Data entries:

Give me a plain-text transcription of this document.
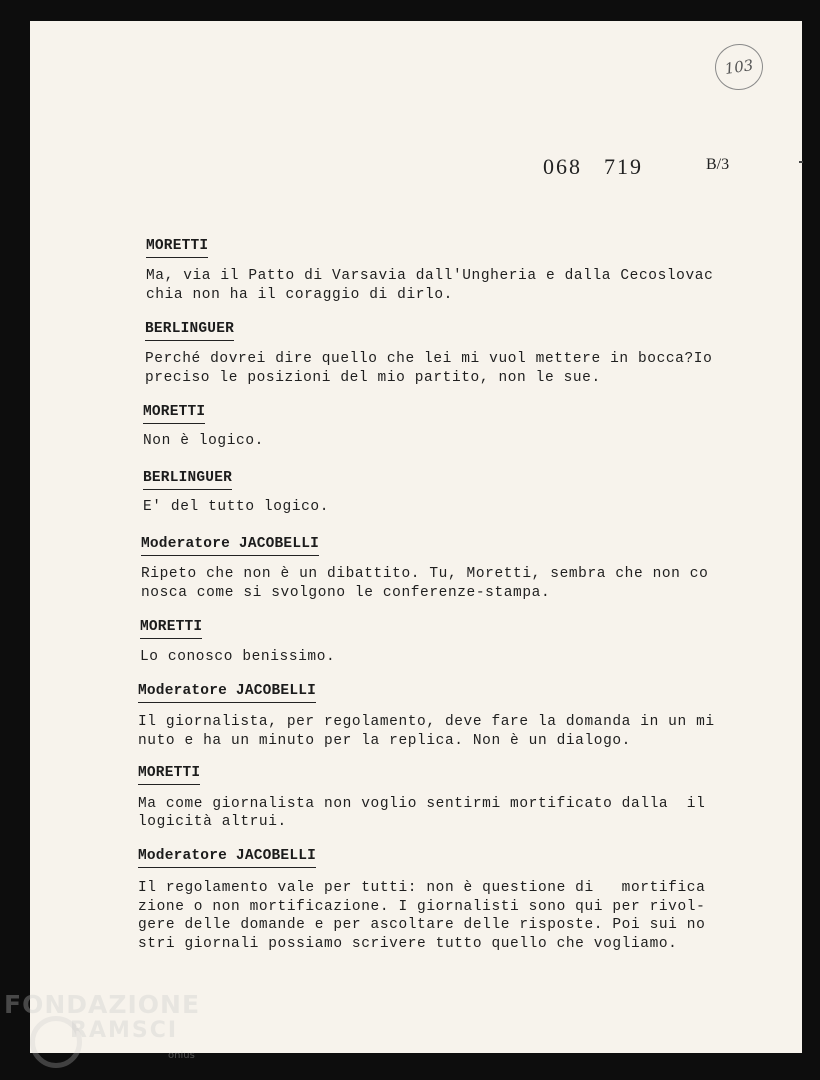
103
068 719	B/3
MORETTI
Ma, via il Patto di Varsavia dall'Ungheria e dalla Cecoslovac
chia non ha il coraggio di dirlo.
BERLINGUER
Perché dovrei dire quello che lei mi vuol mettere in bocca?Io
preciso le posizioni del mio partito, non le sue.
MORETTI
Non è logico.
BERLINGUER
E' del tutto logico.
Moderatore JACOBELLI
Ripeto che non è un dibattito. Tu, Moretti, sembra che non co
nosca come si svolgono le conferenze-stampa.
MORETTI
Lo conosco benissimo.
Moderatore JACOBELLI
Il giornalista, per regolamento, deve fare la domanda in un mi
nuto e ha un minuto per la replica. Non è un dialogo.
MORETTI
Ma come giornalista non voglio sentirmi mortificato dalla  il
logicità altrui.
Moderatore JACOBELLI
Il regolamento vale per tutti: non è questione di   mortifica
zione o non mortificazione. I giornalisti sono qui per rivol-
gere delle domande e per ascoltare delle risposte. Poi sui no
stri giornali possiamo scrivere tutto quello che vogliamo.
FONDAZIONE
RAMSCI
onlus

PROBLEM TO WORK ON: Drop the images and quote the entries word for word.

WRITTEN RESPONSE:
Give me a plain-text transcription of this document.
103
068 719	B/3
MORETTI
Ma, via il Patto di Varsavia dall'Ungheria e dalla Cecoslovac
chia non ha il coraggio di dirlo.
BERLINGUER
Perché dovrei dire quello che lei mi vuol mettere in bocca?Io
preciso le posizioni del mio partito, non le sue.
MORETTI
Non è logico.
BERLINGUER
E' del tutto logico.
Moderatore JACOBELLI
Ripeto che non è un dibattito. Tu, Moretti, sembra che non co
nosca come si svolgono le conferenze-stampa.
MORETTI
Lo conosco benissimo.
Moderatore JACOBELLI
Il giornalista, per regolamento, deve fare la domanda in un mi
nuto e ha un minuto per la replica. Non è un dialogo.
MORETTI
Ma come giornalista non voglio sentirmi mortificato dalla  il
logicità altrui.
Moderatore JACOBELLI
Il regolamento vale per tutti: non è questione di   mortifica
zione o non mortificazione. I giornalisti sono qui per rivol-
gere delle domande e per ascoltare delle risposte. Poi sui no
stri giornali possiamo scrivere tutto quello che vogliamo.
FONDAZIONE
RAMSCI
onlus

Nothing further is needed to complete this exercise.